## START GIVEN DATA

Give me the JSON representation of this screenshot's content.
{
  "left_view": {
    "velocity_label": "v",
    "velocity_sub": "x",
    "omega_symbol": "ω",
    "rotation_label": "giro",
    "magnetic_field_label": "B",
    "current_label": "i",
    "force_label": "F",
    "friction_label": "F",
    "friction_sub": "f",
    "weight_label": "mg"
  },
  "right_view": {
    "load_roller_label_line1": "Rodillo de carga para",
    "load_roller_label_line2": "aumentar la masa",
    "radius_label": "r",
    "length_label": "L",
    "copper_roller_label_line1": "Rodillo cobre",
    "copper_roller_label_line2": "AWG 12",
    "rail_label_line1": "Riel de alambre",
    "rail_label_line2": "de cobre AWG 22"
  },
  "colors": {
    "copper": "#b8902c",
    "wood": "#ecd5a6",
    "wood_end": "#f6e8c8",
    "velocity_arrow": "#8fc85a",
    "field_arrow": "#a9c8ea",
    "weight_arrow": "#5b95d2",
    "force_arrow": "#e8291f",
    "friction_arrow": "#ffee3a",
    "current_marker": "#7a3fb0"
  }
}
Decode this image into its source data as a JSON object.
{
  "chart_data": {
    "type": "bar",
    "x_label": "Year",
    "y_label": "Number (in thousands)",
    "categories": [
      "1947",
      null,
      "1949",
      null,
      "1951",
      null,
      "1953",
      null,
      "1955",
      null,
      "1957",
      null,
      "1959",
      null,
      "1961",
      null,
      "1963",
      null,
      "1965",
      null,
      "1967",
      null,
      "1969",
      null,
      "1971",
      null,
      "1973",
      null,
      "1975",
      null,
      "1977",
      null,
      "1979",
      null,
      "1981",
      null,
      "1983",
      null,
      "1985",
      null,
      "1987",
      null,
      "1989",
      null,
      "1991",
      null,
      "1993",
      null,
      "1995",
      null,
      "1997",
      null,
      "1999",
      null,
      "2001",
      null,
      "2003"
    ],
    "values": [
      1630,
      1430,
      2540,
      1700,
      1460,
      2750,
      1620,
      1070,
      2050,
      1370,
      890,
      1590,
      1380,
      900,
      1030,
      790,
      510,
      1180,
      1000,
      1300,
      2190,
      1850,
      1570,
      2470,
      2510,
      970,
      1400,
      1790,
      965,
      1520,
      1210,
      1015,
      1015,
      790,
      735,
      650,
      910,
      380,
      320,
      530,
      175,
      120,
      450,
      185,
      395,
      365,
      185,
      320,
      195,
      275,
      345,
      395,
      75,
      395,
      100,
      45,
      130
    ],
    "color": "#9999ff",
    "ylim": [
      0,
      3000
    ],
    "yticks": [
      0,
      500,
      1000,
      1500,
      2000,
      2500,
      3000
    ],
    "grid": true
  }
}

## END GIVEN DATA

SHORT TASK
Check each line above for "Rodillo" and return the ones that have it.

THE OUTPUT
    "load_roller_label_line1": "Rodillo de carga para",
    "copper_roller_label_line1": "Rodillo cobre",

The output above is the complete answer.